=== Given instruction ===
Leave out the pictures and transcribe everything else exactly.
>> start
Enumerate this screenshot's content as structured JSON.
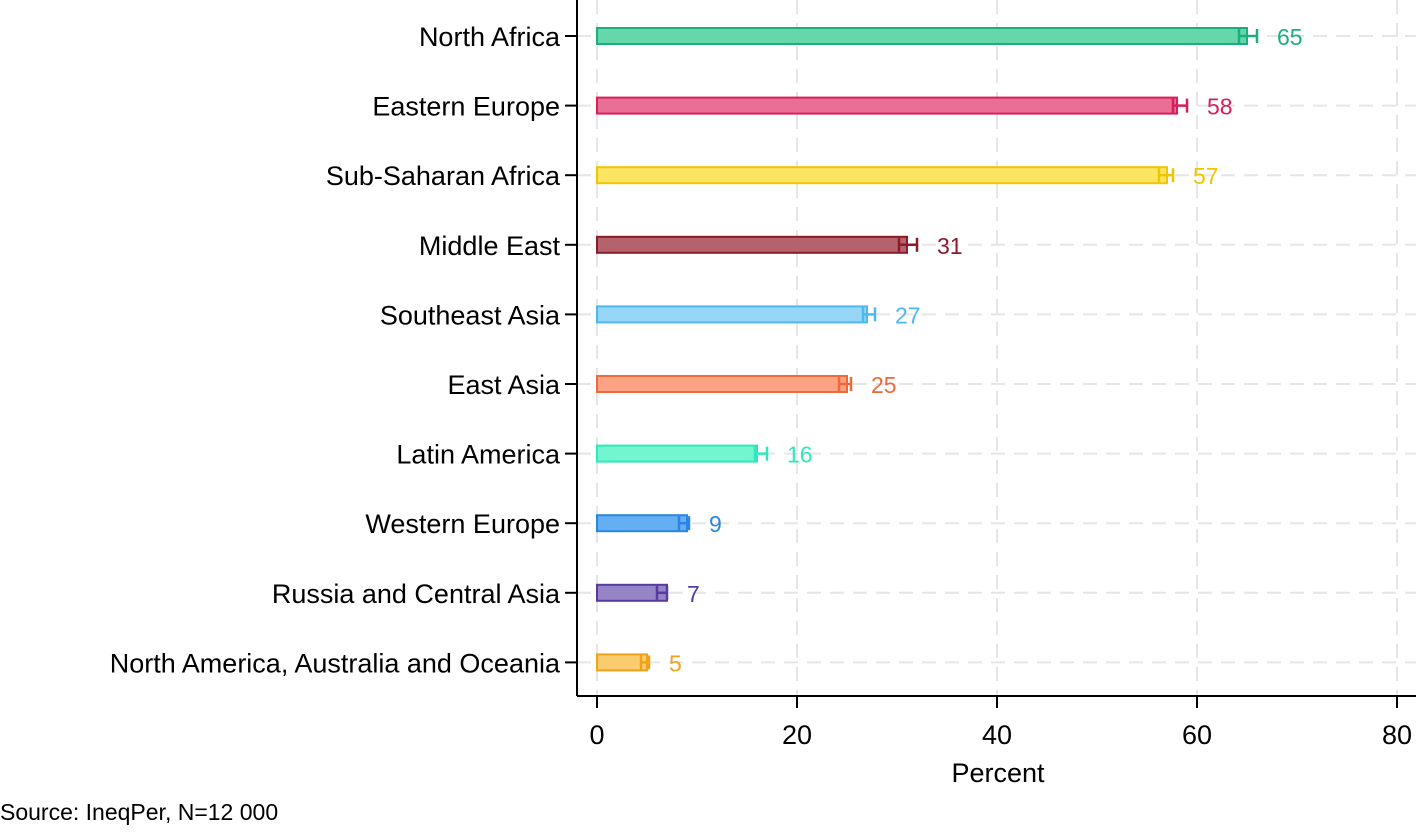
{
  "chart_data": {
    "type": "bar",
    "orientation": "horizontal",
    "title": "",
    "xlabel": "Percent",
    "ylabel": "",
    "xlim": [
      0,
      80
    ],
    "xticks": [
      0,
      20,
      40,
      60,
      80
    ],
    "grid": true,
    "grid_style": "dashed",
    "legend": "none",
    "categories": [
      "North Africa",
      "Eastern Europe",
      "Sub-Saharan Africa",
      "Middle East",
      "Southeast Asia",
      "East Asia",
      "Latin America",
      "Western Europe",
      "Russia and Central Asia",
      "North America, Australia and Oceania"
    ],
    "values": [
      65,
      58,
      57,
      31,
      27,
      25,
      16,
      9,
      7,
      5
    ],
    "value_labels": [
      "65",
      "58",
      "57",
      "31",
      "27",
      "25",
      "16",
      "9",
      "7",
      "5"
    ],
    "error_low": [
      64.2,
      57.6,
      56.2,
      30.2,
      26.6,
      24.2,
      15.8,
      8.2,
      6.0,
      4.4
    ],
    "error_high": [
      66.0,
      59.0,
      57.6,
      32.0,
      27.8,
      25.4,
      17.0,
      9.2,
      7.0,
      5.2
    ],
    "colors": [
      "#1aaf7c",
      "#d81e5b",
      "#f2c500",
      "#8b1a2b",
      "#4fb7ef",
      "#ee6a3a",
      "#2ee8b8",
      "#2a86e6",
      "#5b3aa0",
      "#f0a21a"
    ],
    "fill_colors": [
      "#66d6ab",
      "#ea6f97",
      "#fde564",
      "#b4636d",
      "#97d6f7",
      "#fba285",
      "#72f6d0",
      "#64aef3",
      "#9584c6",
      "#fbcb6f"
    ],
    "source_note": "Source: IneqPer, N=12 000"
  }
}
>> end
=== Final answer ===
Enumerate this screenshot's content as structured JSON.
{
  "chart_data": {
    "type": "bar",
    "orientation": "horizontal",
    "title": "",
    "xlabel": "Percent",
    "ylabel": "",
    "xlim": [
      0,
      80
    ],
    "xticks": [
      0,
      20,
      40,
      60,
      80
    ],
    "grid": true,
    "grid_style": "dashed",
    "legend": "none",
    "categories": [
      "North Africa",
      "Eastern Europe",
      "Sub-Saharan Africa",
      "Middle East",
      "Southeast Asia",
      "East Asia",
      "Latin America",
      "Western Europe",
      "Russia and Central Asia",
      "North America, Australia and Oceania"
    ],
    "values": [
      65,
      58,
      57,
      31,
      27,
      25,
      16,
      9,
      7,
      5
    ],
    "value_labels": [
      "65",
      "58",
      "57",
      "31",
      "27",
      "25",
      "16",
      "9",
      "7",
      "5"
    ],
    "error_low": [
      64.2,
      57.6,
      56.2,
      30.2,
      26.6,
      24.2,
      15.8,
      8.2,
      6.0,
      4.4
    ],
    "error_high": [
      66.0,
      59.0,
      57.6,
      32.0,
      27.8,
      25.4,
      17.0,
      9.2,
      7.0,
      5.2
    ],
    "colors": [
      "#1aaf7c",
      "#d81e5b",
      "#f2c500",
      "#8b1a2b",
      "#4fb7ef",
      "#ee6a3a",
      "#2ee8b8",
      "#2a86e6",
      "#5b3aa0",
      "#f0a21a"
    ],
    "fill_colors": [
      "#66d6ab",
      "#ea6f97",
      "#fde564",
      "#b4636d",
      "#97d6f7",
      "#fba285",
      "#72f6d0",
      "#64aef3",
      "#9584c6",
      "#fbcb6f"
    ],
    "source_note": "Source: IneqPer, N=12 000"
  }
}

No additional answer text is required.